* **Exercise data**

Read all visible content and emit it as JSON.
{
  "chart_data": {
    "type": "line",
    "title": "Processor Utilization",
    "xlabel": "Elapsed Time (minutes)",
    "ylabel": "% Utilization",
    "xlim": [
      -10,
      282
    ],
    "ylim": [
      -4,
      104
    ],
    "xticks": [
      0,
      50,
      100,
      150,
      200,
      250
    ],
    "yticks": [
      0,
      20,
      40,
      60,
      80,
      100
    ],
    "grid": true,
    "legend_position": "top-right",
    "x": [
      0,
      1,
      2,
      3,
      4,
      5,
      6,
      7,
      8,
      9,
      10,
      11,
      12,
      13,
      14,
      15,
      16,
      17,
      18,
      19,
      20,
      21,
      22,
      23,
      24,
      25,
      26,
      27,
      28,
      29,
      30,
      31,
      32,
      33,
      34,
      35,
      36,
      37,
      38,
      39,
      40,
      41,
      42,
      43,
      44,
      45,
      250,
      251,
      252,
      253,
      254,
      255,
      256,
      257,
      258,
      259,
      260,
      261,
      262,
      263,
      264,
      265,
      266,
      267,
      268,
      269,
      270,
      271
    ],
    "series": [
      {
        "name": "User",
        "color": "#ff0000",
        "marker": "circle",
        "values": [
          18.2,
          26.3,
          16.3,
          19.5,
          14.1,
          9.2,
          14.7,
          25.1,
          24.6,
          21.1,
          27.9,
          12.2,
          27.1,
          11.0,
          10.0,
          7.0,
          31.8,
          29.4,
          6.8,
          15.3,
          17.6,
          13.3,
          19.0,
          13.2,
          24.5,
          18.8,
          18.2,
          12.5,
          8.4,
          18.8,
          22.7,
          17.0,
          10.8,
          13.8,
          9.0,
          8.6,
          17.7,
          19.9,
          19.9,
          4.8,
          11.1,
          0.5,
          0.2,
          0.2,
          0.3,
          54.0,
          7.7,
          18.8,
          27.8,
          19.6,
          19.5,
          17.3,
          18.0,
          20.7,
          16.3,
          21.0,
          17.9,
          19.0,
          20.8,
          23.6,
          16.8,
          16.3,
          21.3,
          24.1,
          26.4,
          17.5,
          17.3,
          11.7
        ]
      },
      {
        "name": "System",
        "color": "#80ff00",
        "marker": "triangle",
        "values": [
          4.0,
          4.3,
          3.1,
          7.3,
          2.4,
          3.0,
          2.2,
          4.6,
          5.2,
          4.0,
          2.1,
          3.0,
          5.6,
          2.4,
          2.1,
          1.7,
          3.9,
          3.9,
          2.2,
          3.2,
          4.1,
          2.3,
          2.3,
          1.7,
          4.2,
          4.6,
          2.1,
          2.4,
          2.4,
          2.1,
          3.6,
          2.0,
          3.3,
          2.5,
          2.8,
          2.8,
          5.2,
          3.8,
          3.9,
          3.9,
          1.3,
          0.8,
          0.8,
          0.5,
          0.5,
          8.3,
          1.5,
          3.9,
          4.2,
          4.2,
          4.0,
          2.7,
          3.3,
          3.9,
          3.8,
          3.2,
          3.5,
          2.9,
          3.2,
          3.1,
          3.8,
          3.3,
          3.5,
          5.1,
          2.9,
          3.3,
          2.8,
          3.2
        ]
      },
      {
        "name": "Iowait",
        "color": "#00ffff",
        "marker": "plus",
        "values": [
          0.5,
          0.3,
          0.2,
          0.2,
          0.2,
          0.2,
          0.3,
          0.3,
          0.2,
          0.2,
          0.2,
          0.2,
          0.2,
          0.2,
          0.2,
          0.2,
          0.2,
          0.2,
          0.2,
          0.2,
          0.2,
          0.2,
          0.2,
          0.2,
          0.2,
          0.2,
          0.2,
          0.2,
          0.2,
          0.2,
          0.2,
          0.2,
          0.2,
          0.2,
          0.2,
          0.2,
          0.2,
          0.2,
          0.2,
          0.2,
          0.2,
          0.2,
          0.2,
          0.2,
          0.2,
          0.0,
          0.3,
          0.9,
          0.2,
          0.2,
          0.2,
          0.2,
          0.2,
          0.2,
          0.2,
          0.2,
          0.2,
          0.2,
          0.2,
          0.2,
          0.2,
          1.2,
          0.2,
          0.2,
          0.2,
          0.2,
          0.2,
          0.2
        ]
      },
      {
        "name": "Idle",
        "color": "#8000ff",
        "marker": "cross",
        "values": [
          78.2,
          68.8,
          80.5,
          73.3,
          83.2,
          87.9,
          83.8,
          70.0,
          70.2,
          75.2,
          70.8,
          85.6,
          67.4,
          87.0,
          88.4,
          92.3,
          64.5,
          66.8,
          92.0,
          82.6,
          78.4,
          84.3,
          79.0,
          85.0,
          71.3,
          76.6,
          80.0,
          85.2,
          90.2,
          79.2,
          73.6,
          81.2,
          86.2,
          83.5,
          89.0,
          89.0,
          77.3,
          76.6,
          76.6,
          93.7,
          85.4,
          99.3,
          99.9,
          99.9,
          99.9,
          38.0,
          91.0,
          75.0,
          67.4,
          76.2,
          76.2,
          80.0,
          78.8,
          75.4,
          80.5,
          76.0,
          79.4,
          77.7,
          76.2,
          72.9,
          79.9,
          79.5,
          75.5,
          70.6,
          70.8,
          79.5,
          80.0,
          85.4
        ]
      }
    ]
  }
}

* **Directions for this task**
Write the complete data out, exactly as above.

* **The answer**
Read all visible content and emit it as JSON.
{
  "chart_data": {
    "type": "line",
    "title": "Processor Utilization",
    "xlabel": "Elapsed Time (minutes)",
    "ylabel": "% Utilization",
    "xlim": [
      -10,
      282
    ],
    "ylim": [
      -4,
      104
    ],
    "xticks": [
      0,
      50,
      100,
      150,
      200,
      250
    ],
    "yticks": [
      0,
      20,
      40,
      60,
      80,
      100
    ],
    "grid": true,
    "legend_position": "top-right",
    "x": [
      0,
      1,
      2,
      3,
      4,
      5,
      6,
      7,
      8,
      9,
      10,
      11,
      12,
      13,
      14,
      15,
      16,
      17,
      18,
      19,
      20,
      21,
      22,
      23,
      24,
      25,
      26,
      27,
      28,
      29,
      30,
      31,
      32,
      33,
      34,
      35,
      36,
      37,
      38,
      39,
      40,
      41,
      42,
      43,
      44,
      45,
      250,
      251,
      252,
      253,
      254,
      255,
      256,
      257,
      258,
      259,
      260,
      261,
      262,
      263,
      264,
      265,
      266,
      267,
      268,
      269,
      270,
      271
    ],
    "series": [
      {
        "name": "User",
        "color": "#ff0000",
        "marker": "circle",
        "values": [
          18.2,
          26.3,
          16.3,
          19.5,
          14.1,
          9.2,
          14.7,
          25.1,
          24.6,
          21.1,
          27.9,
          12.2,
          27.1,
          11.0,
          10.0,
          7.0,
          31.8,
          29.4,
          6.8,
          15.3,
          17.6,
          13.3,
          19.0,
          13.2,
          24.5,
          18.8,
          18.2,
          12.5,
          8.4,
          18.8,
          22.7,
          17.0,
          10.8,
          13.8,
          9.0,
          8.6,
          17.7,
          19.9,
          19.9,
          4.8,
          11.1,
          0.5,
          0.2,
          0.2,
          0.3,
          54.0,
          7.7,
          18.8,
          27.8,
          19.6,
          19.5,
          17.3,
          18.0,
          20.7,
          16.3,
          21.0,
          17.9,
          19.0,
          20.8,
          23.6,
          16.8,
          16.3,
          21.3,
          24.1,
          26.4,
          17.5,
          17.3,
          11.7
        ]
      },
      {
        "name": "System",
        "color": "#80ff00",
        "marker": "triangle",
        "values": [
          4.0,
          4.3,
          3.1,
          7.3,
          2.4,
          3.0,
          2.2,
          4.6,
          5.2,
          4.0,
          2.1,
          3.0,
          5.6,
          2.4,
          2.1,
          1.7,
          3.9,
          3.9,
          2.2,
          3.2,
          4.1,
          2.3,
          2.3,
          1.7,
          4.2,
          4.6,
          2.1,
          2.4,
          2.4,
          2.1,
          3.6,
          2.0,
          3.3,
          2.5,
          2.8,
          2.8,
          5.2,
          3.8,
          3.9,
          3.9,
          1.3,
          0.8,
          0.8,
          0.5,
          0.5,
          8.3,
          1.5,
          3.9,
          4.2,
          4.2,
          4.0,
          2.7,
          3.3,
          3.9,
          3.8,
          3.2,
          3.5,
          2.9,
          3.2,
          3.1,
          3.8,
          3.3,
          3.5,
          5.1,
          2.9,
          3.3,
          2.8,
          3.2
        ]
      },
      {
        "name": "Iowait",
        "color": "#00ffff",
        "marker": "plus",
        "values": [
          0.5,
          0.3,
          0.2,
          0.2,
          0.2,
          0.2,
          0.3,
          0.3,
          0.2,
          0.2,
          0.2,
          0.2,
          0.2,
          0.2,
          0.2,
          0.2,
          0.2,
          0.2,
          0.2,
          0.2,
          0.2,
          0.2,
          0.2,
          0.2,
          0.2,
          0.2,
          0.2,
          0.2,
          0.2,
          0.2,
          0.2,
          0.2,
          0.2,
          0.2,
          0.2,
          0.2,
          0.2,
          0.2,
          0.2,
          0.2,
          0.2,
          0.2,
          0.2,
          0.2,
          0.2,
          0.0,
          0.3,
          0.9,
          0.2,
          0.2,
          0.2,
          0.2,
          0.2,
          0.2,
          0.2,
          0.2,
          0.2,
          0.2,
          0.2,
          0.2,
          0.2,
          1.2,
          0.2,
          0.2,
          0.2,
          0.2,
          0.2,
          0.2
        ]
      },
      {
        "name": "Idle",
        "color": "#8000ff",
        "marker": "cross",
        "values": [
          78.2,
          68.8,
          80.5,
          73.3,
          83.2,
          87.9,
          83.8,
          70.0,
          70.2,
          75.2,
          70.8,
          85.6,
          67.4,
          87.0,
          88.4,
          92.3,
          64.5,
          66.8,
          92.0,
          82.6,
          78.4,
          84.3,
          79.0,
          85.0,
          71.3,
          76.6,
          80.0,
          85.2,
          90.2,
          79.2,
          73.6,
          81.2,
          86.2,
          83.5,
          89.0,
          89.0,
          77.3,
          76.6,
          76.6,
          93.7,
          85.4,
          99.3,
          99.9,
          99.9,
          99.9,
          38.0,
          91.0,
          75.0,
          67.4,
          76.2,
          76.2,
          80.0,
          78.8,
          75.4,
          80.5,
          76.0,
          79.4,
          77.7,
          76.2,
          72.9,
          79.9,
          79.5,
          75.5,
          70.6,
          70.8,
          79.5,
          80.0,
          85.4
        ]
      }
    ]
  }
}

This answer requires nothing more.